***** Task input *****
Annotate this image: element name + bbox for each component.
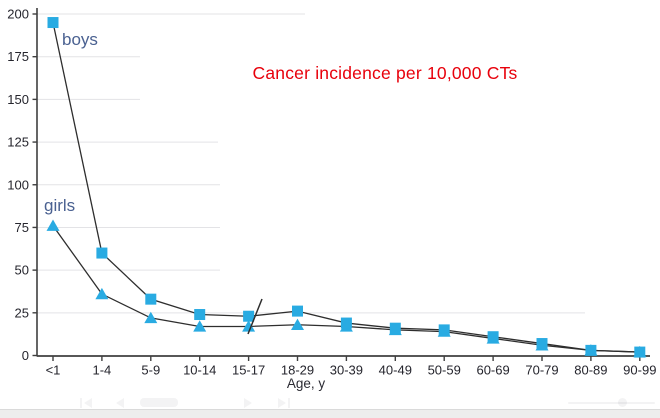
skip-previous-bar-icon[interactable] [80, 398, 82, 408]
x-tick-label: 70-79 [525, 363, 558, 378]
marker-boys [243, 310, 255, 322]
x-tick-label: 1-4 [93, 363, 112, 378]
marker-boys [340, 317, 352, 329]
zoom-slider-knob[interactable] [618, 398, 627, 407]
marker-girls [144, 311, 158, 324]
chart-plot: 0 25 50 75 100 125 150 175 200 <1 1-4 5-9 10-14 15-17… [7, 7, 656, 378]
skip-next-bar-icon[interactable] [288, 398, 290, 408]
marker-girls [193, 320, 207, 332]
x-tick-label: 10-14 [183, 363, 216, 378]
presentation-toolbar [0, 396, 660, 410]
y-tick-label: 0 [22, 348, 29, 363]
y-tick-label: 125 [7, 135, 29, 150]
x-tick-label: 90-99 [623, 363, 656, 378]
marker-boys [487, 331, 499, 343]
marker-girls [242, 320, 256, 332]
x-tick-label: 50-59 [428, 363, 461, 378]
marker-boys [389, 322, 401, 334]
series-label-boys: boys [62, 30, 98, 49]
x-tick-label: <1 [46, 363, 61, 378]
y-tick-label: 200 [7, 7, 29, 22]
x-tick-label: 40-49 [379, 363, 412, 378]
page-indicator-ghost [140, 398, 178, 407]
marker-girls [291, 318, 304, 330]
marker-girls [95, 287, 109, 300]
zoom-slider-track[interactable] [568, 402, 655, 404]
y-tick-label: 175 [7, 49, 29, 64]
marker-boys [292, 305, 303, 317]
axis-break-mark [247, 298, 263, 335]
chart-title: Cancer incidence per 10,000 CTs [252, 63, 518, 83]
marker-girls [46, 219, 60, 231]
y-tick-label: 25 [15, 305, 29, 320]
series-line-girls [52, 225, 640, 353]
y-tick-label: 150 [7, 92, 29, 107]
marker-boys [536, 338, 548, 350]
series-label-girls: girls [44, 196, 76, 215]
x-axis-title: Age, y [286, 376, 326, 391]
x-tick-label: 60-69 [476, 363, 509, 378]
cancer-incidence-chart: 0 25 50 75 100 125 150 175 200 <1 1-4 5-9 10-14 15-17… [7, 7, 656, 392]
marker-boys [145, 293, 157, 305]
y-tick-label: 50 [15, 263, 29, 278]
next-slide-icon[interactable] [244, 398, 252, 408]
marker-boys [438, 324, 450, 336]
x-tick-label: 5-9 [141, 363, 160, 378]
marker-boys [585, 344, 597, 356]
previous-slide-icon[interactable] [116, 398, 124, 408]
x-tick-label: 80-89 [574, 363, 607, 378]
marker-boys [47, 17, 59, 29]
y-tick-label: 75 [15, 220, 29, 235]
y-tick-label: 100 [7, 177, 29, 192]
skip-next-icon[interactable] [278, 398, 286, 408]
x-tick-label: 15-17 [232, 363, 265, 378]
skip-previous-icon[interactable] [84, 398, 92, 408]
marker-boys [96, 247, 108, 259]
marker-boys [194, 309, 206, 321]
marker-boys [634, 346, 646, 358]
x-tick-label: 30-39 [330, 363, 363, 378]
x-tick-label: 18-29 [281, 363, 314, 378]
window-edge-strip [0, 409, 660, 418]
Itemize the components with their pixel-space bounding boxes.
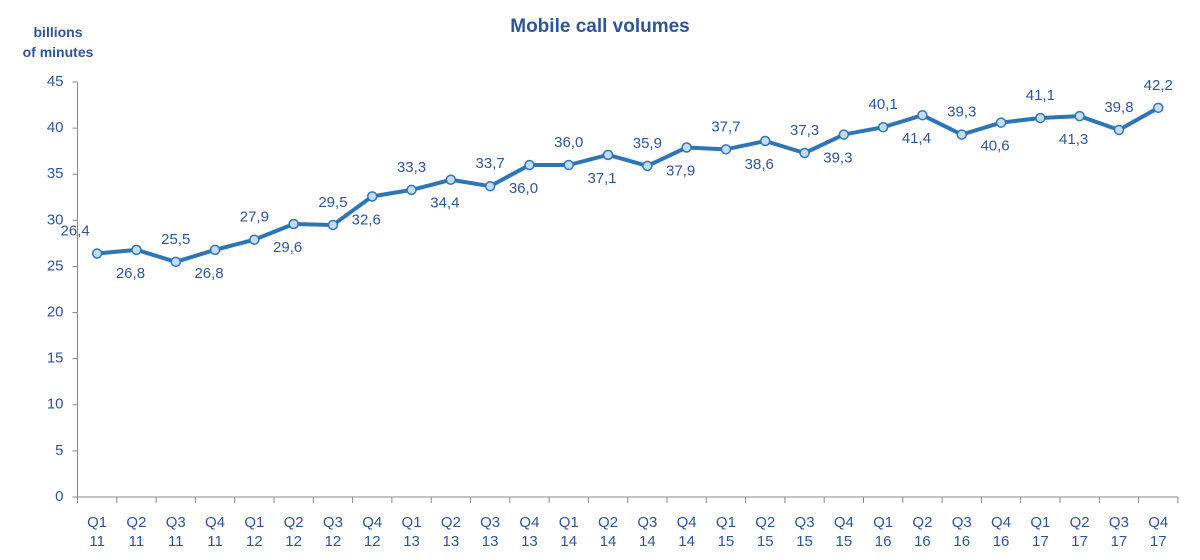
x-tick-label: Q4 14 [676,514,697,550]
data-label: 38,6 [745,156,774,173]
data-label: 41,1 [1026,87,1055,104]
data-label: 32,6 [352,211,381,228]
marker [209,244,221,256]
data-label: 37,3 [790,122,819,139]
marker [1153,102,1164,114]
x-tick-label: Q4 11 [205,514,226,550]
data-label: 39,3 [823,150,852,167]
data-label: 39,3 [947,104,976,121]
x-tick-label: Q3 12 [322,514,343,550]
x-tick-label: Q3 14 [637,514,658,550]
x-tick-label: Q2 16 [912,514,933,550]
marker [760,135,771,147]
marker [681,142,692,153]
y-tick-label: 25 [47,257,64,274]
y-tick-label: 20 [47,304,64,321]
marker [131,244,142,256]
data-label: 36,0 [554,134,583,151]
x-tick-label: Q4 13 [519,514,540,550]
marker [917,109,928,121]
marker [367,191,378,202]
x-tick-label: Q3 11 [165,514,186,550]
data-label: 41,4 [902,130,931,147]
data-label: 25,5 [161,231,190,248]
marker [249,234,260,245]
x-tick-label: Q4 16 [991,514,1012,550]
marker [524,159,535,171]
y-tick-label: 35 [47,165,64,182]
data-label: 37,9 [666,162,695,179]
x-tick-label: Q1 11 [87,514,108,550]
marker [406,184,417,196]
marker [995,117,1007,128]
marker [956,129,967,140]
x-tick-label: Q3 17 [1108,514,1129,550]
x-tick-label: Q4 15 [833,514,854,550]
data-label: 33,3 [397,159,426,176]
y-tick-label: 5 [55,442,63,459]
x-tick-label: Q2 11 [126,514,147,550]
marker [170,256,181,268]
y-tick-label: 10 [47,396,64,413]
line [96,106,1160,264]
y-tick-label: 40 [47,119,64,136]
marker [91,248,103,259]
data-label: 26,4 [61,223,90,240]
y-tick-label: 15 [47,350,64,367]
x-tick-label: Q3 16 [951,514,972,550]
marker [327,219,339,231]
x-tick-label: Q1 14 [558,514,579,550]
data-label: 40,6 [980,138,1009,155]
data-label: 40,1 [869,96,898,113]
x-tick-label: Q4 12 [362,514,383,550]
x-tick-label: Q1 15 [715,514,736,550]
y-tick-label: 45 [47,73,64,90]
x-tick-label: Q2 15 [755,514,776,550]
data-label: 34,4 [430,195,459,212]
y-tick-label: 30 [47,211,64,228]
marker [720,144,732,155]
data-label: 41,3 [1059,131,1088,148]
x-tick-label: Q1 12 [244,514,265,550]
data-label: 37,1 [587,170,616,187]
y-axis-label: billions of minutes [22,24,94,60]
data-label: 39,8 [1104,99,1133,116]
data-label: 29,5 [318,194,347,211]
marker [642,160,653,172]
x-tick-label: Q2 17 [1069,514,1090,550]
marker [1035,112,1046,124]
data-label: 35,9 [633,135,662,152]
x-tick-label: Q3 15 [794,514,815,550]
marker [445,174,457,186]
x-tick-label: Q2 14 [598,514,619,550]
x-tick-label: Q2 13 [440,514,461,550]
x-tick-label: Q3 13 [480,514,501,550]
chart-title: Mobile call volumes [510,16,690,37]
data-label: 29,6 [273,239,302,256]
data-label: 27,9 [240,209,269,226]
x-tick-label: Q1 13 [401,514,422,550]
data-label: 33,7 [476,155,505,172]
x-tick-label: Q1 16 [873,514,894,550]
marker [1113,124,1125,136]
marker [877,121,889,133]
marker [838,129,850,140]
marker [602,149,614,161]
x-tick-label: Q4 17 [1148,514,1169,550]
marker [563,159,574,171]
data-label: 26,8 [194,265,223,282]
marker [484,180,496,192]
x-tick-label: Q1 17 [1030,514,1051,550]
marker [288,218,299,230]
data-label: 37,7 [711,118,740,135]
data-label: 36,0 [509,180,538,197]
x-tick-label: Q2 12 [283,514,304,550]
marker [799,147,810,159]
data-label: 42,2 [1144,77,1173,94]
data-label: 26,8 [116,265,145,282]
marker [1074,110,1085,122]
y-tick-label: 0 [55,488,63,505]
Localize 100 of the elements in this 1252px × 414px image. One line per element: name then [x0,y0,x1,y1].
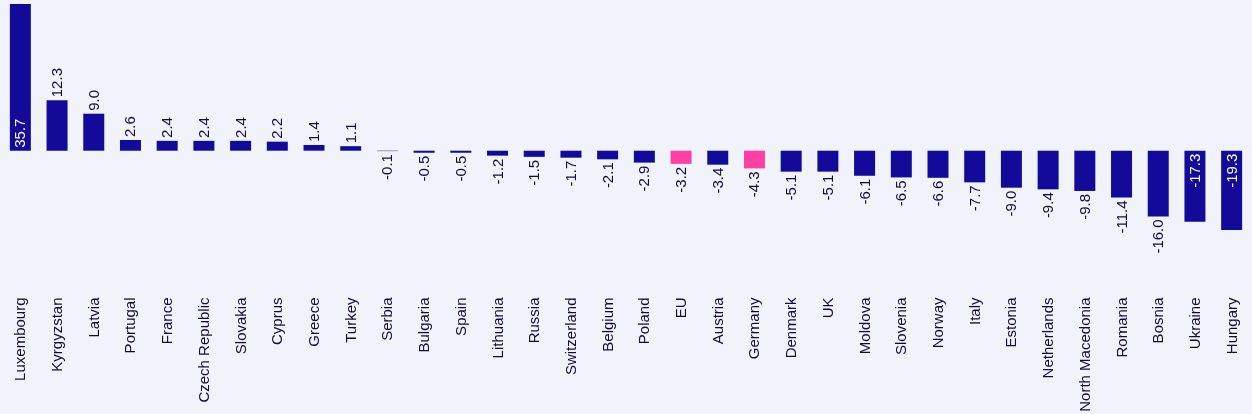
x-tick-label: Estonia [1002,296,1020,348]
*****
Problem —
Please rewrite all of the records above with every "image" changed to "screenshot" and nothing else altered. Leave the pictures out of your answer.

Exercise solution —
Annotate this screenshot: element name + bbox for each component.
skip-previous-bar-icon[interactable] [80, 398, 82, 408]
x-tick-label: 70-79 [525, 363, 558, 378]
marker-boys [243, 310, 255, 322]
x-tick-label: 1-4 [93, 363, 112, 378]
marker-boys [340, 317, 352, 329]
zoom-slider-knob[interactable] [618, 398, 627, 407]
marker-girls [144, 311, 158, 324]
chart-plot: 0 25 50 75 100 125 150 175 200 <1 1-4 5-9 10-14 15-17… [7, 7, 656, 378]
skip-next-bar-icon[interactable] [288, 398, 290, 408]
marker-girls [193, 320, 207, 332]
x-tick-label: 10-14 [183, 363, 216, 378]
presentation-toolbar [0, 396, 660, 410]
y-tick-label: 0 [22, 348, 29, 363]
y-tick-label: 125 [7, 135, 29, 150]
x-tick-label: 90-99 [623, 363, 656, 378]
marker-boys [487, 331, 499, 343]
marker-girls [242, 320, 256, 332]
x-tick-label: 50-59 [428, 363, 461, 378]
marker-boys [389, 322, 401, 334]
series-label-boys: boys [62, 30, 98, 49]
x-tick-label: <1 [46, 363, 61, 378]
y-tick-label: 200 [7, 7, 29, 22]
x-tick-label: 40-49 [379, 363, 412, 378]
page-indicator-ghost [140, 398, 178, 407]
marker-girls [291, 318, 304, 330]
marker-girls [95, 287, 109, 300]
zoom-slider-track[interactable] [568, 402, 655, 404]
y-tick-label: 175 [7, 49, 29, 64]
marker-boys [292, 305, 303, 317]
axis-break-mark [247, 298, 263, 335]
chart-title: Cancer incidence per 10,000 CTs [252, 63, 518, 83]
marker-girls [46, 219, 60, 231]
y-tick-label: 25 [15, 305, 29, 320]
series-line-girls [52, 225, 640, 353]
y-tick-label: 150 [7, 92, 29, 107]
marker-boys [536, 338, 548, 350]
series-label-girls: girls [44, 196, 76, 215]
x-axis-title: Age, y [286, 376, 326, 391]
x-tick-label: 60-69 [476, 363, 509, 378]
cancer-incidence-chart: 0 25 50 75 100 125 150 175 200 <1 1-4 5-9 10-14 15-17… [7, 7, 656, 392]
marker-boys [145, 293, 157, 305]
y-tick-label: 50 [15, 263, 29, 278]
next-slide-icon[interactable] [244, 398, 252, 408]
marker-boys [438, 324, 450, 336]
x-tick-label: 5-9 [141, 363, 160, 378]
marker-boys [585, 344, 597, 356]
previous-slide-icon[interactable] [116, 398, 124, 408]
x-tick-label: 80-89 [574, 363, 607, 378]
marker-boys [47, 17, 59, 29]
y-tick-label: 75 [15, 220, 29, 235]
y-tick-label: 100 [7, 177, 29, 192]
skip-next-icon[interactable] [278, 398, 286, 408]
x-tick-label: 15-17 [232, 363, 265, 378]
skip-previous-icon[interactable] [84, 398, 92, 408]
marker-boys [96, 247, 108, 259]
marker-boys [194, 309, 206, 321]
marker-boys [634, 346, 646, 358]
x-tick-label: 30-39 [330, 363, 363, 378]
x-tick-label: 18-29 [281, 363, 314, 378]
window-edge-strip [0, 409, 660, 418]
Itemize the components with their pixel-space bounding boxes.
x-tick-label: Q4 14 [676,514,697,550]
data-label: 38,6 [745,156,774,173]
data-label: 41,1 [1026,87,1055,104]
data-label: 32,6 [352,211,381,228]
marker [209,244,221,256]
data-label: 37,3 [790,122,819,139]
marker [1153,102,1164,114]
x-tick-label: Q4 11 [205,514,226,550]
data-label: 39,3 [823,150,852,167]
data-label: 39,3 [947,104,976,121]
x-tick-label: Q3 12 [322,514,343,550]
x-tick-label: Q3 14 [637,514,658,550]
x-tick-label: Q2 16 [912,514,933,550]
marker [760,135,771,147]
marker [681,142,692,153]
y-tick-label: 25 [47,257,64,274]
y-tick-label: 20 [47,304,64,321]
marker [131,244,142,256]
data-label: 36,0 [554,134,583,151]
x-tick-label: Q4 13 [519,514,540,550]
marker [917,109,928,121]
marker [367,191,378,202]
x-tick-label: Q3 11 [165,514,186,550]
data-label: 41,4 [902,130,931,147]
data-label: 25,5 [161,231,190,248]
marker [249,234,260,245]
x-tick-label: Q4 16 [991,514,1012,550]
marker [524,159,535,171]
y-tick-label: 35 [47,165,64,182]
data-label: 37,9 [666,162,695,179]
x-tick-label: Q1 11 [87,514,108,550]
marker [406,184,417,196]
marker [995,117,1007,128]
marker [956,129,967,140]
x-tick-label: Q3 17 [1108,514,1129,550]
x-tick-label: Q4 15 [833,514,854,550]
data-label: 33,3 [397,159,426,176]
y-tick-label: 5 [55,442,63,459]
x-tick-label: Q2 11 [126,514,147,550]
marker [170,256,181,268]
y-tick-label: 10 [47,396,64,413]
line [96,106,1160,264]
y-tick-label: 40 [47,119,64,136]
marker [91,248,103,259]
data-label: 26,4 [61,223,90,240]
y-tick-label: 15 [47,350,64,367]
x-tick-label: Q3 16 [951,514,972,550]
marker [327,219,339,231]
x-tick-label: Q1 14 [558,514,579,550]
data-label: 40,6 [980,138,1009,155]
data-label: 40,1 [869,96,898,113]
x-tick-label: Q4 12 [362,514,383,550]
x-tick-label: Q1 15 [715,514,736,550]
y-tick-label: 45 [47,73,64,90]
x-tick-label: Q2 15 [755,514,776,550]
data-label: 34,4 [430,195,459,212]
y-tick-label: 30 [47,211,64,228]
marker [720,144,732,155]
data-label: 41,3 [1059,131,1088,148]
x-tick-label: Q1 12 [244,514,265,550]
data-label: 37,1 [587,170,616,187]
y-axis-label: billions of minutes [22,24,94,60]
data-label: 39,8 [1104,99,1133,116]
data-label: 29,5 [318,194,347,211]
marker [642,160,653,172]
x-tick-label: Q2 17 [1069,514,1090,550]
marker [1035,112,1046,124]
data-label: 35,9 [633,135,662,152]
x-tick-label: Q3 15 [794,514,815,550]
marker [445,174,457,186]
x-tick-label: Q2 14 [598,514,619,550]
x-tick-label: Q2 13 [440,514,461,550]
x-tick-label: Q3 13 [480,514,501,550]
chart-title: Mobile call volumes [510,16,690,37]
data-label: 29,6 [273,239,302,256]
data-label: 27,9 [240,209,269,226]
x-tick-label: Q1 13 [401,514,422,550]
data-label: 33,7 [476,155,505,172]
x-tick-label: Q1 16 [873,514,894,550]
marker [1113,124,1125,136]
marker [877,121,889,133]
marker [838,129,850,140]
marker [602,149,614,161]
x-tick-label: Q4 17 [1148,514,1169,550]
marker [563,159,574,171]
data-label: 26,8 [194,265,223,282]
marker [484,180,496,192]
x-tick-label: Q1 17 [1030,514,1051,550]
marker [288,218,299,230]
data-label: 37,7 [711,118,740,135]
data-label: 36,0 [509,180,538,197]
x-tick-label: Q2 12 [283,514,304,550]
marker [799,147,810,159]
data-label: 42,2 [1144,77,1173,94]
data-label: 26,8 [116,265,145,282]
marker [1074,110,1085,122]
y-tick-label: 0 [55,488,63,505]
Localize 100 of the elements in this 1252px × 414px screenshot. One line per element: name then [x0,y0,x1,y1].
x-tick-label: Estonia [1002,296,1020,348]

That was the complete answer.